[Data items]
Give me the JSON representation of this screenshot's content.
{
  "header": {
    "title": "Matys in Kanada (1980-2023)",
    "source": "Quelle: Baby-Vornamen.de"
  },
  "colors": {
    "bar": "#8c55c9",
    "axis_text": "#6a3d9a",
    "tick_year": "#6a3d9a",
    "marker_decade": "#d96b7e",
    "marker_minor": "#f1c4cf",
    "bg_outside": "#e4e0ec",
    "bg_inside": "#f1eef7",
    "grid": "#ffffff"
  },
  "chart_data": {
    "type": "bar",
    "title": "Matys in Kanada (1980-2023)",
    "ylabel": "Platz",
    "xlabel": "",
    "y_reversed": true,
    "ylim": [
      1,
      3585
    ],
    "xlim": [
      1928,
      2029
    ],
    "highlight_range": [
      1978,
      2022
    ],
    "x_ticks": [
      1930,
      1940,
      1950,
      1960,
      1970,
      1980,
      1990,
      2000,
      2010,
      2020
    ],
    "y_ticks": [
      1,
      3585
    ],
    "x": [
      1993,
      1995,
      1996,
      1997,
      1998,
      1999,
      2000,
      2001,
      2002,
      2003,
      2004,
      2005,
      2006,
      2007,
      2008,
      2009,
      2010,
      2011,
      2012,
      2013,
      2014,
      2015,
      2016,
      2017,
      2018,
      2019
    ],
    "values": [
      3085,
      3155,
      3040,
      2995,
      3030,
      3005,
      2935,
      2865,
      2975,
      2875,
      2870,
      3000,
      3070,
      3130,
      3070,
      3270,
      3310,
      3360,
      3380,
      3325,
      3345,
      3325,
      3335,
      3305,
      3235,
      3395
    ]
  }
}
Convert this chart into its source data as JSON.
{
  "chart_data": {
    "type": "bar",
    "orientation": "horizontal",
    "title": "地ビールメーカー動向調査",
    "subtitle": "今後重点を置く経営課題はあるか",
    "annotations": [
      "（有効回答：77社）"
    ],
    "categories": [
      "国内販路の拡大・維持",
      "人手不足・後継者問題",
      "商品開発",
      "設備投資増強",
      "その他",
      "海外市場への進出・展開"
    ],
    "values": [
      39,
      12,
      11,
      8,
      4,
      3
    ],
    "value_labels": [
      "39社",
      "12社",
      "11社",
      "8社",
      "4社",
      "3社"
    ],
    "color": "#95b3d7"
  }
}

» AIM OF THE TASK
Extract each entry in full and write it down exactly.

» EXPECTED ANSWER
Give me the JSON representation of this screenshot's content.
{
  "header": {
    "title": "Matys in Kanada (1980-2023)",
    "source": "Quelle: Baby-Vornamen.de"
  },
  "colors": {
    "bar": "#8c55c9",
    "axis_text": "#6a3d9a",
    "tick_year": "#6a3d9a",
    "marker_decade": "#d96b7e",
    "marker_minor": "#f1c4cf",
    "bg_outside": "#e4e0ec",
    "bg_inside": "#f1eef7",
    "grid": "#ffffff"
  },
  "chart_data": {
    "type": "bar",
    "title": "Matys in Kanada (1980-2023)",
    "ylabel": "Platz",
    "xlabel": "",
    "y_reversed": true,
    "ylim": [
      1,
      3585
    ],
    "xlim": [
      1928,
      2029
    ],
    "highlight_range": [
      1978,
      2022
    ],
    "x_ticks": [
      1930,
      1940,
      1950,
      1960,
      1970,
      1980,
      1990,
      2000,
      2010,
      2020
    ],
    "y_ticks": [
      1,
      3585
    ],
    "x": [
      1993,
      1995,
      1996,
      1997,
      1998,
      1999,
      2000,
      2001,
      2002,
      2003,
      2004,
      2005,
      2006,
      2007,
      2008,
      2009,
      2010,
      2011,
      2012,
      2013,
      2014,
      2015,
      2016,
      2017,
      2018,
      2019
    ],
    "values": [
      3085,
      3155,
      3040,
      2995,
      3030,
      3005,
      2935,
      2865,
      2975,
      2875,
      2870,
      3000,
      3070,
      3130,
      3070,
      3270,
      3310,
      3360,
      3380,
      3325,
      3345,
      3325,
      3335,
      3305,
      3235,
      3395
    ]
  }
}
Convert this chart into its source data as JSON.
{
  "chart_data": {
    "type": "bar",
    "orientation": "horizontal",
    "title": "地ビールメーカー動向調査",
    "subtitle": "今後重点を置く経営課題はあるか",
    "annotations": [
      "（有効回答：77社）"
    ],
    "categories": [
      "国内販路の拡大・維持",
      "人手不足・後継者問題",
      "商品開発",
      "設備投資増強",
      "その他",
      "海外市場への進出・展開"
    ],
    "values": [
      39,
      12,
      11,
      8,
      4,
      3
    ],
    "value_labels": [
      "39社",
      "12社",
      "11社",
      "8社",
      "4社",
      "3社"
    ],
    "color": "#95b3d7"
  }
}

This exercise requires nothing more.